WORK TO COMPLETE:
Write out every entry precisely as given, leaving the pictures out.

DATA LISTING:

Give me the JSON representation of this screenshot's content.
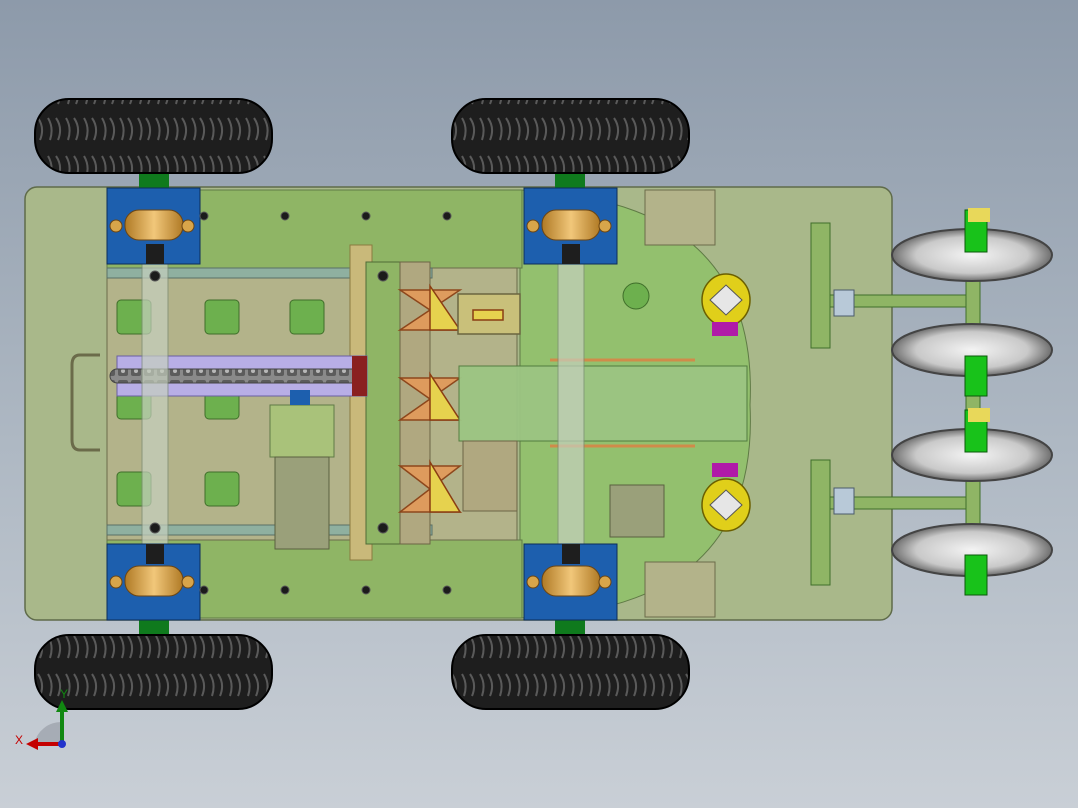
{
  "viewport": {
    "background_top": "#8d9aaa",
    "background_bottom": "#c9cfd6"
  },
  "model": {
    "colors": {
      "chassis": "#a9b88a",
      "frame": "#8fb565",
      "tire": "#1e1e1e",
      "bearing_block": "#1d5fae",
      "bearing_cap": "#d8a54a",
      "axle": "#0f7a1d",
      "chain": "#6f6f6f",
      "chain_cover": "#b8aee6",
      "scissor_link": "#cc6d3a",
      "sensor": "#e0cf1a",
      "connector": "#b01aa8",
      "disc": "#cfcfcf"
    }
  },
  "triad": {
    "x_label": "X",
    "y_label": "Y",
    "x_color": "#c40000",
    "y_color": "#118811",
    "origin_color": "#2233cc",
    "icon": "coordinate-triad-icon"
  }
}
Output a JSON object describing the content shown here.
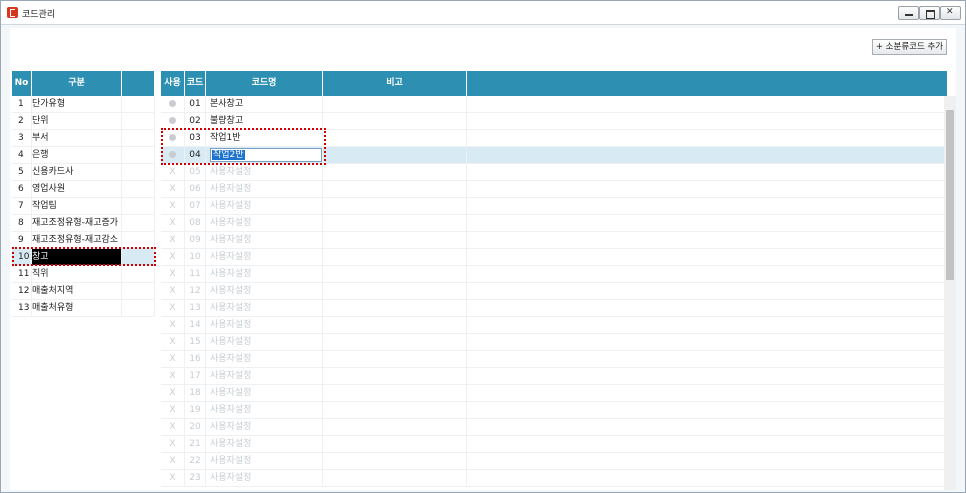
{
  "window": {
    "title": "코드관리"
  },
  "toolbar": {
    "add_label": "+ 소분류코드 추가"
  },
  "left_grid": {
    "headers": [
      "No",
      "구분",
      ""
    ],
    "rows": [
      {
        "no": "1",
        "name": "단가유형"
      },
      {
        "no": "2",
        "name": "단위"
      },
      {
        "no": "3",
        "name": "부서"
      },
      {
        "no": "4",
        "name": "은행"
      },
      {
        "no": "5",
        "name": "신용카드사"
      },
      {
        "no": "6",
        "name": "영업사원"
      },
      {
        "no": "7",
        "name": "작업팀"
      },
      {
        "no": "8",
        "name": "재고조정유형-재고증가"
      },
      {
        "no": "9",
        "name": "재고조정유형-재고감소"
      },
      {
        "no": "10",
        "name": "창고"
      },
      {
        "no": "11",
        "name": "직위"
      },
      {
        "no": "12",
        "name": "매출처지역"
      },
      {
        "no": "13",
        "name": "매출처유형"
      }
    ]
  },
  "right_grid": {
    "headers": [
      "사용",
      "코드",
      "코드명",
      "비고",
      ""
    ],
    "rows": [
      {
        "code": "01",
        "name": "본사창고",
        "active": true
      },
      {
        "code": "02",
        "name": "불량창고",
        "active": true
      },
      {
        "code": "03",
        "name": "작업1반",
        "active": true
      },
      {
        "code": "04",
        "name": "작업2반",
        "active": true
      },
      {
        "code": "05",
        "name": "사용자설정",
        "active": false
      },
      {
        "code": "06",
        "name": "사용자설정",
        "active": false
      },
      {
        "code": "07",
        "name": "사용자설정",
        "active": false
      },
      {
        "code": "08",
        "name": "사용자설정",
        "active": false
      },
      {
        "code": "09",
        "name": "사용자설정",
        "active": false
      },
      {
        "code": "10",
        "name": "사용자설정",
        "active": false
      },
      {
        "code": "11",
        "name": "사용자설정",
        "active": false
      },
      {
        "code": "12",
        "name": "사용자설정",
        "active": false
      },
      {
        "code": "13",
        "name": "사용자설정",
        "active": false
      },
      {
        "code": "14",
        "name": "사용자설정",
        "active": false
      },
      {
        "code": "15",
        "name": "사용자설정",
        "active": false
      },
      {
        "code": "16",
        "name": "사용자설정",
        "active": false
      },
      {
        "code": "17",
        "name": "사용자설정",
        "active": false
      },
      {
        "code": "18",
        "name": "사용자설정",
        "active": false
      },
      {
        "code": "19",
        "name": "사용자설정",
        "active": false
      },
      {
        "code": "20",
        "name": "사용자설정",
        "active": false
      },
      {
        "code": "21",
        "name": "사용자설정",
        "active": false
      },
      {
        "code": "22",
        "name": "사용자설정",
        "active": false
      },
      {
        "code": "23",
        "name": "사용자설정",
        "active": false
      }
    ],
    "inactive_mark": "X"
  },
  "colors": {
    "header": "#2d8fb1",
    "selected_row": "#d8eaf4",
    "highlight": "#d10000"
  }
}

WRITTEN RESPONSE:
Give me the JSON representation of this screenshot's content.
{
  "viewport": {
    "background_top": "#8d9aaa",
    "background_bottom": "#c9cfd6"
  },
  "model": {
    "colors": {
      "chassis": "#a9b88a",
      "frame": "#8fb565",
      "tire": "#1e1e1e",
      "bearing_block": "#1d5fae",
      "bearing_cap": "#d8a54a",
      "axle": "#0f7a1d",
      "chain": "#6f6f6f",
      "chain_cover": "#b8aee6",
      "scissor_link": "#cc6d3a",
      "sensor": "#e0cf1a",
      "connector": "#b01aa8",
      "disc": "#cfcfcf"
    }
  },
  "triad": {
    "x_label": "X",
    "y_label": "Y",
    "x_color": "#c40000",
    "y_color": "#118811",
    "origin_color": "#2233cc",
    "icon": "coordinate-triad-icon"
  }
}
Output a JSON object describing the content shown here.
{
  "window": {
    "title": "코드관리"
  },
  "toolbar": {
    "add_label": "+ 소분류코드 추가"
  },
  "left_grid": {
    "headers": [
      "No",
      "구분",
      ""
    ],
    "rows": [
      {
        "no": "1",
        "name": "단가유형"
      },
      {
        "no": "2",
        "name": "단위"
      },
      {
        "no": "3",
        "name": "부서"
      },
      {
        "no": "4",
        "name": "은행"
      },
      {
        "no": "5",
        "name": "신용카드사"
      },
      {
        "no": "6",
        "name": "영업사원"
      },
      {
        "no": "7",
        "name": "작업팀"
      },
      {
        "no": "8",
        "name": "재고조정유형-재고증가"
      },
      {
        "no": "9",
        "name": "재고조정유형-재고감소"
      },
      {
        "no": "10",
        "name": "창고"
      },
      {
        "no": "11",
        "name": "직위"
      },
      {
        "no": "12",
        "name": "매출처지역"
      },
      {
        "no": "13",
        "name": "매출처유형"
      }
    ]
  },
  "right_grid": {
    "headers": [
      "사용",
      "코드",
      "코드명",
      "비고",
      ""
    ],
    "rows": [
      {
        "code": "01",
        "name": "본사창고",
        "active": true
      },
      {
        "code": "02",
        "name": "불량창고",
        "active": true
      },
      {
        "code": "03",
        "name": "작업1반",
        "active": true
      },
      {
        "code": "04",
        "name": "작업2반",
        "active": true
      },
      {
        "code": "05",
        "name": "사용자설정",
        "active": false
      },
      {
        "code": "06",
        "name": "사용자설정",
        "active": false
      },
      {
        "code": "07",
        "name": "사용자설정",
        "active": false
      },
      {
        "code": "08",
        "name": "사용자설정",
        "active": false
      },
      {
        "code": "09",
        "name": "사용자설정",
        "active": false
      },
      {
        "code": "10",
        "name": "사용자설정",
        "active": false
      },
      {
        "code": "11",
        "name": "사용자설정",
        "active": false
      },
      {
        "code": "12",
        "name": "사용자설정",
        "active": false
      },
      {
        "code": "13",
        "name": "사용자설정",
        "active": false
      },
      {
        "code": "14",
        "name": "사용자설정",
        "active": false
      },
      {
        "code": "15",
        "name": "사용자설정",
        "active": false
      },
      {
        "code": "16",
        "name": "사용자설정",
        "active": false
      },
      {
        "code": "17",
        "name": "사용자설정",
        "active": false
      },
      {
        "code": "18",
        "name": "사용자설정",
        "active": false
      },
      {
        "code": "19",
        "name": "사용자설정",
        "active": false
      },
      {
        "code": "20",
        "name": "사용자설정",
        "active": false
      },
      {
        "code": "21",
        "name": "사용자설정",
        "active": false
      },
      {
        "code": "22",
        "name": "사용자설정",
        "active": false
      },
      {
        "code": "23",
        "name": "사용자설정",
        "active": false
      }
    ],
    "inactive_mark": "X"
  },
  "colors": {
    "header": "#2d8fb1",
    "selected_row": "#d8eaf4",
    "highlight": "#d10000"
  }
}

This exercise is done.